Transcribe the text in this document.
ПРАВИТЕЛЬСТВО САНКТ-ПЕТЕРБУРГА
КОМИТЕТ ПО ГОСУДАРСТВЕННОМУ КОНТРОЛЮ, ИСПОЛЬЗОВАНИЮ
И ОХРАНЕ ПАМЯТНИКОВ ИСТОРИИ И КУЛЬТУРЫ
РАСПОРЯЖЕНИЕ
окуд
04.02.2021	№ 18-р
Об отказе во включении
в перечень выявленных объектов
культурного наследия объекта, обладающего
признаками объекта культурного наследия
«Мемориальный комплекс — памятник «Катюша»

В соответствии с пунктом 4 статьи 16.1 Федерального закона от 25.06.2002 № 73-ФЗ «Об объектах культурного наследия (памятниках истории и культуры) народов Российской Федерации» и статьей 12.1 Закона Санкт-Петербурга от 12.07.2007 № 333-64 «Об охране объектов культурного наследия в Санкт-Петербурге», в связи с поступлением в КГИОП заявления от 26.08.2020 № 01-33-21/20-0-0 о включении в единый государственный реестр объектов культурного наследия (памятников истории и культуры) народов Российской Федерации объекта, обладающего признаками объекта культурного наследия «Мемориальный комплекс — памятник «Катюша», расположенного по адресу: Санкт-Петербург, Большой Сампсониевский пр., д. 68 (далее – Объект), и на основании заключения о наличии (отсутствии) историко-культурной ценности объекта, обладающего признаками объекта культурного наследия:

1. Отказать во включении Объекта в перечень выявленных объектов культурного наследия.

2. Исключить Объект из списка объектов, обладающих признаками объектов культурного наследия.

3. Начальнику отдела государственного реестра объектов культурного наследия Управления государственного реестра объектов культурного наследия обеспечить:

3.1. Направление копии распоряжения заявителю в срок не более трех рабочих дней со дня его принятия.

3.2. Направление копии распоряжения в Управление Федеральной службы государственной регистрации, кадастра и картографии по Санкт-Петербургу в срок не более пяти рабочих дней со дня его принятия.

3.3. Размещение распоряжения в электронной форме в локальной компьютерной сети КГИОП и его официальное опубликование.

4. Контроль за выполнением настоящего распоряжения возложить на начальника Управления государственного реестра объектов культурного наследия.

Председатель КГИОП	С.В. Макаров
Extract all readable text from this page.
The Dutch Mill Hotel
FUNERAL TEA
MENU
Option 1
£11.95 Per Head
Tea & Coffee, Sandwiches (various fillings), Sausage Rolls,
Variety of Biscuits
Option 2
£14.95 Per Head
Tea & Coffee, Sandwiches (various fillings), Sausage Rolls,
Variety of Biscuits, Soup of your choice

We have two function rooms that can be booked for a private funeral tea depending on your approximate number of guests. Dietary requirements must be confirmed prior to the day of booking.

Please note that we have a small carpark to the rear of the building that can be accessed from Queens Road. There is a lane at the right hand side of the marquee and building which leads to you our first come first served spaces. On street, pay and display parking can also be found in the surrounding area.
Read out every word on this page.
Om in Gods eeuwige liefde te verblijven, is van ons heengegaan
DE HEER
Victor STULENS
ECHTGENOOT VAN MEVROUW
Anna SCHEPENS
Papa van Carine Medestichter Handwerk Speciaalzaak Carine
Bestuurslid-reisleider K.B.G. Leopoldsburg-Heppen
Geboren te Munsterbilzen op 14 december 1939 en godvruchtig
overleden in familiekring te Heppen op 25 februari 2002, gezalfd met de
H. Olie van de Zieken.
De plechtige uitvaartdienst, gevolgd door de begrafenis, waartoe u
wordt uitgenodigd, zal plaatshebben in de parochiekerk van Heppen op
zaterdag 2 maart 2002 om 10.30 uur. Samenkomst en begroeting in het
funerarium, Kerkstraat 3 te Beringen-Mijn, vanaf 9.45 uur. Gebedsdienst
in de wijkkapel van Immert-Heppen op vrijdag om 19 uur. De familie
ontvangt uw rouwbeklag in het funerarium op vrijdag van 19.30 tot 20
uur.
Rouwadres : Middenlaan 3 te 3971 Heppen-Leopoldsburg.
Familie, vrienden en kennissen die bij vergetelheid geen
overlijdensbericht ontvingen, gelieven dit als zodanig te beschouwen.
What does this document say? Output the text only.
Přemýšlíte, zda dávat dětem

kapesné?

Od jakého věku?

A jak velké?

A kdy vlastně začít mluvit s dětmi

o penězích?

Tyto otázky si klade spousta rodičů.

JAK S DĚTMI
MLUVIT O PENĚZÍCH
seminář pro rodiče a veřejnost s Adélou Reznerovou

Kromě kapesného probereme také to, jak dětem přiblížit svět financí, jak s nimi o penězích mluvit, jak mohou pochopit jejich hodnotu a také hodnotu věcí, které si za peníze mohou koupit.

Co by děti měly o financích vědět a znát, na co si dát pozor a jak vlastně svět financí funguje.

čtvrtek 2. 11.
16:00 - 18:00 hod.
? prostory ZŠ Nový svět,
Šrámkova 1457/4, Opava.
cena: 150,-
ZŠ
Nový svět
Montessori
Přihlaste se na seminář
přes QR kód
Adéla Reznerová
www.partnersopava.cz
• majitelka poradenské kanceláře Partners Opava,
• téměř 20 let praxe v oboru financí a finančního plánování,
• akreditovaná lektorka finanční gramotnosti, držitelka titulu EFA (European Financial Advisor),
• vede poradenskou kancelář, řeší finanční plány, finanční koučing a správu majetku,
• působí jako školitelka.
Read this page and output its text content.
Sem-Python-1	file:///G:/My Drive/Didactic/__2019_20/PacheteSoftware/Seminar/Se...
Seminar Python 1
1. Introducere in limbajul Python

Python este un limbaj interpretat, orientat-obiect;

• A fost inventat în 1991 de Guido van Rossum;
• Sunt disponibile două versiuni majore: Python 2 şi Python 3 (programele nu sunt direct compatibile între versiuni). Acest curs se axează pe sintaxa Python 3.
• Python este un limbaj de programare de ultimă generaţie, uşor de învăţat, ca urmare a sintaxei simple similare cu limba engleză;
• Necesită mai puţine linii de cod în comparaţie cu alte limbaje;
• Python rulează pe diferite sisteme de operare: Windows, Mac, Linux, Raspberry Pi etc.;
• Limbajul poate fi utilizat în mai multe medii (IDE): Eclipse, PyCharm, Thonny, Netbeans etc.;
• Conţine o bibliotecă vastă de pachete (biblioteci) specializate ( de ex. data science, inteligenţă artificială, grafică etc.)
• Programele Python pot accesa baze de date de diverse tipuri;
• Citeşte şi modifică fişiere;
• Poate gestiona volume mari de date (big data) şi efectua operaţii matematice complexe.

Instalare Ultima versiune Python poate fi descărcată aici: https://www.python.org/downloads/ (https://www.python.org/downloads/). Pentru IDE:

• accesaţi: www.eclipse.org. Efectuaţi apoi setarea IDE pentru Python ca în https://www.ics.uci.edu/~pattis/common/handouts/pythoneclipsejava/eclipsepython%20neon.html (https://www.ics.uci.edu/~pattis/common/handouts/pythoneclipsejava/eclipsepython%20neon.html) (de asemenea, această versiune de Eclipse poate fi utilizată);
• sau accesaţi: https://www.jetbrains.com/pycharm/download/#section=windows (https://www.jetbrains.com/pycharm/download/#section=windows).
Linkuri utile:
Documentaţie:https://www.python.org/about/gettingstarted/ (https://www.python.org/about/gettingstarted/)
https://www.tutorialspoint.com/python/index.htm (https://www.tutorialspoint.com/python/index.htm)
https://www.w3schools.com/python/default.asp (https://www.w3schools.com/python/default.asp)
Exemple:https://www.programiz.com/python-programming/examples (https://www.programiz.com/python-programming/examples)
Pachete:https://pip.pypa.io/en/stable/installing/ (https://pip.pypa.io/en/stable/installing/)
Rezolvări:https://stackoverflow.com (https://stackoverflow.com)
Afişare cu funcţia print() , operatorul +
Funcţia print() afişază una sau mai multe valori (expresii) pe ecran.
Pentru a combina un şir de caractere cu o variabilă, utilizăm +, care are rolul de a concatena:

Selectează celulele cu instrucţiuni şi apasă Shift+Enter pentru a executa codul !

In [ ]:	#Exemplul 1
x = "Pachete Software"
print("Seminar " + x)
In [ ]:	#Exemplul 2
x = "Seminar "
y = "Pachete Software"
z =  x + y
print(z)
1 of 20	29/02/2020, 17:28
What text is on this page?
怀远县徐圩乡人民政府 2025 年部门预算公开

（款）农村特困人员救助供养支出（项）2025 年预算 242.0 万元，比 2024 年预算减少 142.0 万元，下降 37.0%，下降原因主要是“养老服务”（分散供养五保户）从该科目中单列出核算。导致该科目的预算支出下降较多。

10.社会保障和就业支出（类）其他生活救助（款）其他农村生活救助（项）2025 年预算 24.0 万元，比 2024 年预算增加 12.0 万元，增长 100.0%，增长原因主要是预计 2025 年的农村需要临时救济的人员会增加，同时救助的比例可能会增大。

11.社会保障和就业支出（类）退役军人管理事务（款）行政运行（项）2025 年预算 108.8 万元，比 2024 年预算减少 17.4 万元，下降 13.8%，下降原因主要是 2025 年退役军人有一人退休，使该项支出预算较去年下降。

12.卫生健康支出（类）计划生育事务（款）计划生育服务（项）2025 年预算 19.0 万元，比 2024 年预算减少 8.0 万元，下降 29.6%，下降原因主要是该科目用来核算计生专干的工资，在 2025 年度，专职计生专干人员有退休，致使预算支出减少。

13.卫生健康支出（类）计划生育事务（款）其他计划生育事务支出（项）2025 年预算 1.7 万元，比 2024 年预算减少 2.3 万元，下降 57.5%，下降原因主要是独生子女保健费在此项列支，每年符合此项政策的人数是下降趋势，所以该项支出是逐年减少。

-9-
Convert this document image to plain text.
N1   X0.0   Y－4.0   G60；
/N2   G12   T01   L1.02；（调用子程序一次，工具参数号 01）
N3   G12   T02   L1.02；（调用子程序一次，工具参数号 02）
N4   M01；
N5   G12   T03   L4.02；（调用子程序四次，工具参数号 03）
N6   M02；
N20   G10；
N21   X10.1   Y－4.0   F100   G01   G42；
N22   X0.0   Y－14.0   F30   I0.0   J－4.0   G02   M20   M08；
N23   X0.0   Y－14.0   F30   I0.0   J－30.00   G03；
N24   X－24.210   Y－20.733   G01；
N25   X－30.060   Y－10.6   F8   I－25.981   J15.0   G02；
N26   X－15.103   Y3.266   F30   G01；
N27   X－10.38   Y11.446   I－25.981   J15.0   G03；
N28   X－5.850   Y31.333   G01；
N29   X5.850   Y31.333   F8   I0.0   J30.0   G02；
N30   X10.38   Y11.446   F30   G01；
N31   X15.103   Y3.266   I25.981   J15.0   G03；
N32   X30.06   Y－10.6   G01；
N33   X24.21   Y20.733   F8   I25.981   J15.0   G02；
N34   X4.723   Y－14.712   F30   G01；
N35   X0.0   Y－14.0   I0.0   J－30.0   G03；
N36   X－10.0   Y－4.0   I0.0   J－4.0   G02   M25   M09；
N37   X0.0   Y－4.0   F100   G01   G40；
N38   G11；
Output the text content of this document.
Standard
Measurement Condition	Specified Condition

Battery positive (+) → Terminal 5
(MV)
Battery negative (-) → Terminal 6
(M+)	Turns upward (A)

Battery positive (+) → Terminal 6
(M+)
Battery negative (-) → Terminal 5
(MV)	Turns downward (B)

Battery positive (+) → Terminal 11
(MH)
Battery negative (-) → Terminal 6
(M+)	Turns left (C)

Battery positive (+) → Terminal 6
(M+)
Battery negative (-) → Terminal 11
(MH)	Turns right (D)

========

* [What to do]:
Check each line of the data above for the string "Seminar" and report only how many lines have it.

* [Answer below]:
4